- Task objective
Copy each line in the data that includes the word "structured".

§ §

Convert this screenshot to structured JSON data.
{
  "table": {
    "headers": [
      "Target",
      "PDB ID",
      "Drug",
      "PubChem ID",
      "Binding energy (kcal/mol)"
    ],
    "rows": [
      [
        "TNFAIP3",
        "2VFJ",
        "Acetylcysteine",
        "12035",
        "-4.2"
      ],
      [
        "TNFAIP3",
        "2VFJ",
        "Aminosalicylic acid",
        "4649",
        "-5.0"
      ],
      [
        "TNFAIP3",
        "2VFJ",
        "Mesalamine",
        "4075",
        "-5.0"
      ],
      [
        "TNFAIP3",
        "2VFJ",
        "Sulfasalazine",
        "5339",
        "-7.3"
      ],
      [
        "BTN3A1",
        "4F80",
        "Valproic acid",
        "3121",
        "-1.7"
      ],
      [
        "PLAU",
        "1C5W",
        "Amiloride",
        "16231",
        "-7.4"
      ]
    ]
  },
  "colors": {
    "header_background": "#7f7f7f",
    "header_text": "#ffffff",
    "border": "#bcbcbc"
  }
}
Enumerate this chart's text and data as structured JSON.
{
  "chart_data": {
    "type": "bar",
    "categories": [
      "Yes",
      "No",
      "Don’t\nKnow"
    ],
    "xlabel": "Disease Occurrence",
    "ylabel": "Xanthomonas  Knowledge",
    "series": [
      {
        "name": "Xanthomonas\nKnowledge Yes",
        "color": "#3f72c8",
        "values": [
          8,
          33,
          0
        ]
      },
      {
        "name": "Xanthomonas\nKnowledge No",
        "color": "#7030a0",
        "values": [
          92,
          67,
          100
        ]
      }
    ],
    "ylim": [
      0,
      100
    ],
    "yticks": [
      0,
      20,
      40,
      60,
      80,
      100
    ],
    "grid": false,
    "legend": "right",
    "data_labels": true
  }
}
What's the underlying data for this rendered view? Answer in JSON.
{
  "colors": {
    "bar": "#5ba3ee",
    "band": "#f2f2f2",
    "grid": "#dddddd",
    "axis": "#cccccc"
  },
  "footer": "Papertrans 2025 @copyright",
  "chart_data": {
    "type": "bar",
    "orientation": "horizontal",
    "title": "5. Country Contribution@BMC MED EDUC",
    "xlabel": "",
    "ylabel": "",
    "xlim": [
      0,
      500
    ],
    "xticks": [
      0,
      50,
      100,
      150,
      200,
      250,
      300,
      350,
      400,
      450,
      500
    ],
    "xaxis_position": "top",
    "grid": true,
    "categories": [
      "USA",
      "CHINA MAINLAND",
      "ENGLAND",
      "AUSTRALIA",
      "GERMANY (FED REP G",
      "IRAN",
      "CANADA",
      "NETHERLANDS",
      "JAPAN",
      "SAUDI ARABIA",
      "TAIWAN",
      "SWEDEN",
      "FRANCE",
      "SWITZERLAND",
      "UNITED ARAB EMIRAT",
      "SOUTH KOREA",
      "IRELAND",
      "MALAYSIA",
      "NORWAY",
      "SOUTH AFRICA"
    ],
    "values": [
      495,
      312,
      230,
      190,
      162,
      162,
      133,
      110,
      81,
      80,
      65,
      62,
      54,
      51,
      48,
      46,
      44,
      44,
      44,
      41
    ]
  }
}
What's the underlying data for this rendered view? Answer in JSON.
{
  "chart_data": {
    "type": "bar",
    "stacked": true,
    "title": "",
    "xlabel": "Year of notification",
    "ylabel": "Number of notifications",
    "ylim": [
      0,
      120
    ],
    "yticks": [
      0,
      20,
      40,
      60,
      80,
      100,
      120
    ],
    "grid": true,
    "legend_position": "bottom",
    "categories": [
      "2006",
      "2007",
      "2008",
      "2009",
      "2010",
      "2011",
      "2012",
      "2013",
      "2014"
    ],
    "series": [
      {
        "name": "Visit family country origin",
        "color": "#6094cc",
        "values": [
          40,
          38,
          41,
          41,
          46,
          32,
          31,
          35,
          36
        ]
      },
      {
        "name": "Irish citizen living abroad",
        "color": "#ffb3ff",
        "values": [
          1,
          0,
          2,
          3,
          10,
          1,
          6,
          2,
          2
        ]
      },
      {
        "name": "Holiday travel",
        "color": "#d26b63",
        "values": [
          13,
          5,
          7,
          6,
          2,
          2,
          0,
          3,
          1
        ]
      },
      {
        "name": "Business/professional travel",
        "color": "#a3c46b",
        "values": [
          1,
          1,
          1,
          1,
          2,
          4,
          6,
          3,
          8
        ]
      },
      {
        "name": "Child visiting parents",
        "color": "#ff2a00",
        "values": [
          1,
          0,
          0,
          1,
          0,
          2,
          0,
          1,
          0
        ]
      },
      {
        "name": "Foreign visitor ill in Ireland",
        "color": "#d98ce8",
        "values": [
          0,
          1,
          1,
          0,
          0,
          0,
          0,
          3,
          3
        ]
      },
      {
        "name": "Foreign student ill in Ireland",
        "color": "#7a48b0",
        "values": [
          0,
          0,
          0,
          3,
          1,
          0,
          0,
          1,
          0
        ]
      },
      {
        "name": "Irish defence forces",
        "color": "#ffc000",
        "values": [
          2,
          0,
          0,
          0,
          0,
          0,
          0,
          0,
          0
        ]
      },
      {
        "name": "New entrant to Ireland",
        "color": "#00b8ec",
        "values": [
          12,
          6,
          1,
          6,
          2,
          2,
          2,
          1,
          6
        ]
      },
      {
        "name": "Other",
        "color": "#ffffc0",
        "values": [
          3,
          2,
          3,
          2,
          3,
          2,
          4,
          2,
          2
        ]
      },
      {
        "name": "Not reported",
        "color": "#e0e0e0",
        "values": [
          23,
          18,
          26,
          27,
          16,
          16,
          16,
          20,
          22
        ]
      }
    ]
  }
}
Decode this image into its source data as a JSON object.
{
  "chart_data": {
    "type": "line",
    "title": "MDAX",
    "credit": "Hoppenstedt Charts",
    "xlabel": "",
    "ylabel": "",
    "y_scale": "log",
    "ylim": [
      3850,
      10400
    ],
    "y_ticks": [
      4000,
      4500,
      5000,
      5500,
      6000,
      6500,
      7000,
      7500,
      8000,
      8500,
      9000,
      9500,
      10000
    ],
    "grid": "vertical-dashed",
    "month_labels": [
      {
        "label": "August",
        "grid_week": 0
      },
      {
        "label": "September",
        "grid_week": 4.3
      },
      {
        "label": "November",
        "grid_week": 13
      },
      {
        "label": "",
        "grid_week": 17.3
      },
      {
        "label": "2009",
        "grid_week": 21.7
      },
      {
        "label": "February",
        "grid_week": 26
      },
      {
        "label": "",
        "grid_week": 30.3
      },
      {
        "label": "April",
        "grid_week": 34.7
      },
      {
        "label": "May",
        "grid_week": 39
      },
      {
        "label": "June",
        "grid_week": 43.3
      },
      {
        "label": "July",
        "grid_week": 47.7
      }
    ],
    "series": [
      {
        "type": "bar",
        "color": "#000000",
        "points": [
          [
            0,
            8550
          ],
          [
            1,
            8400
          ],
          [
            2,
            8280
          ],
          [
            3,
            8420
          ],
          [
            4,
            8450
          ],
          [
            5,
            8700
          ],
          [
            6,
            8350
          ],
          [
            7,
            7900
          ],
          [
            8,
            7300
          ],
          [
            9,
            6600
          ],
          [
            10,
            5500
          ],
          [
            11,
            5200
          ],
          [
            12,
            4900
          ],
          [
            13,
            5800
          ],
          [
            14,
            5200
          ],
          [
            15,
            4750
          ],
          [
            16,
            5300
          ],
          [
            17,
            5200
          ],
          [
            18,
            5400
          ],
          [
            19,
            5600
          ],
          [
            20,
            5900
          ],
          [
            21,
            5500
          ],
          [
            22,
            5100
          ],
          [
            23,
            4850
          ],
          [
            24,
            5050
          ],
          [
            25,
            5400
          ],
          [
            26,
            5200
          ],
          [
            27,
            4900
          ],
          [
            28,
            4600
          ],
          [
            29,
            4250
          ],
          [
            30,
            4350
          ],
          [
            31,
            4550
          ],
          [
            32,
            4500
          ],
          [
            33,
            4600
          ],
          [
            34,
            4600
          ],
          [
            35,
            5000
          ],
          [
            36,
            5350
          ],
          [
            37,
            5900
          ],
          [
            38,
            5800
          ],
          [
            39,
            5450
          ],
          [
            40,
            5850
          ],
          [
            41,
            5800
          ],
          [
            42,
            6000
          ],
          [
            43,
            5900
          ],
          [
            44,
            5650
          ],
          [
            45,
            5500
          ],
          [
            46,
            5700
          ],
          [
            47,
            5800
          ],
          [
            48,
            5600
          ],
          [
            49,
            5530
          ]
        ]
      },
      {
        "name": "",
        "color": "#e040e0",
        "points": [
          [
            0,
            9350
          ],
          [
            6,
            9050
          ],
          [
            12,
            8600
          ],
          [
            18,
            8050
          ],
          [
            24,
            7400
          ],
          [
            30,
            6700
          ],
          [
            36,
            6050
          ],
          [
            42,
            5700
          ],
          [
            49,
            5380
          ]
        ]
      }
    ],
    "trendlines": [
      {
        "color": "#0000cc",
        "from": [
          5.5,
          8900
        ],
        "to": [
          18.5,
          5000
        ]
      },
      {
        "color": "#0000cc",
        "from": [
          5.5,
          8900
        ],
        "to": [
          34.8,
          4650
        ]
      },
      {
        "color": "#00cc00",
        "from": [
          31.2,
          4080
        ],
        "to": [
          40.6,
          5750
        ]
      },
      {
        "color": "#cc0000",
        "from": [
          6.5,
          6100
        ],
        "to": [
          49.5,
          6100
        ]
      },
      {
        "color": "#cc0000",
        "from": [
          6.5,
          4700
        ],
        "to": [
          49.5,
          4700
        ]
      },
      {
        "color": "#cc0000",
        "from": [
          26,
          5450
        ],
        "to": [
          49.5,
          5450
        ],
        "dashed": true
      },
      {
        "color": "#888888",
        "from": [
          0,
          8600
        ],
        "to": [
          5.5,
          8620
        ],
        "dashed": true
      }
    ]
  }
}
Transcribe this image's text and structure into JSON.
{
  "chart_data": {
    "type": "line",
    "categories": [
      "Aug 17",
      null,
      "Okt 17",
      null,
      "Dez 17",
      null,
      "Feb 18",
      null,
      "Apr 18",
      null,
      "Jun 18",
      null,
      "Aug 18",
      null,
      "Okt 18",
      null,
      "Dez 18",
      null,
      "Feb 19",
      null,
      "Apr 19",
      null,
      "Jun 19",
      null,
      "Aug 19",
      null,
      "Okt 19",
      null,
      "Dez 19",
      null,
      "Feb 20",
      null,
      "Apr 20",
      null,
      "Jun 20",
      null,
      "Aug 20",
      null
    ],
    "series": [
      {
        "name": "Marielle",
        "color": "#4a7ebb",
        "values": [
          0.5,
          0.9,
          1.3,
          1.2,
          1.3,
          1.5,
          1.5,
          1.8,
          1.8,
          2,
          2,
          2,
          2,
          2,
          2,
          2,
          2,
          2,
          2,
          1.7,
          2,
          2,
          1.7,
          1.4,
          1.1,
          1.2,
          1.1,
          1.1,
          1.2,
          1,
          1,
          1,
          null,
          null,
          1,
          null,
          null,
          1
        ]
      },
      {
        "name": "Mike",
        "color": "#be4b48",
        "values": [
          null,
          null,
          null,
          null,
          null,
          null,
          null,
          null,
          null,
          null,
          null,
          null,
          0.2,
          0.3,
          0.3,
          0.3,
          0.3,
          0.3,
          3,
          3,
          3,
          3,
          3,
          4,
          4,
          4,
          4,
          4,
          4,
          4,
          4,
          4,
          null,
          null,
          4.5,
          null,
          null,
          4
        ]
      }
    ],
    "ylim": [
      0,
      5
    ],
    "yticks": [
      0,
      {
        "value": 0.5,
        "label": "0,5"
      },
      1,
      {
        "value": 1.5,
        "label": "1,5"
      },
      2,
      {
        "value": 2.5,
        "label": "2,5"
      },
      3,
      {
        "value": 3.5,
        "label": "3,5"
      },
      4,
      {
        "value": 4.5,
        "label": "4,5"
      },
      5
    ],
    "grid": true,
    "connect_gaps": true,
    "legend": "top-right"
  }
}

§ §

- Solution for this problem
Convert this screenshot to structured JSON data.
Enumerate this chart's text and data as structured JSON.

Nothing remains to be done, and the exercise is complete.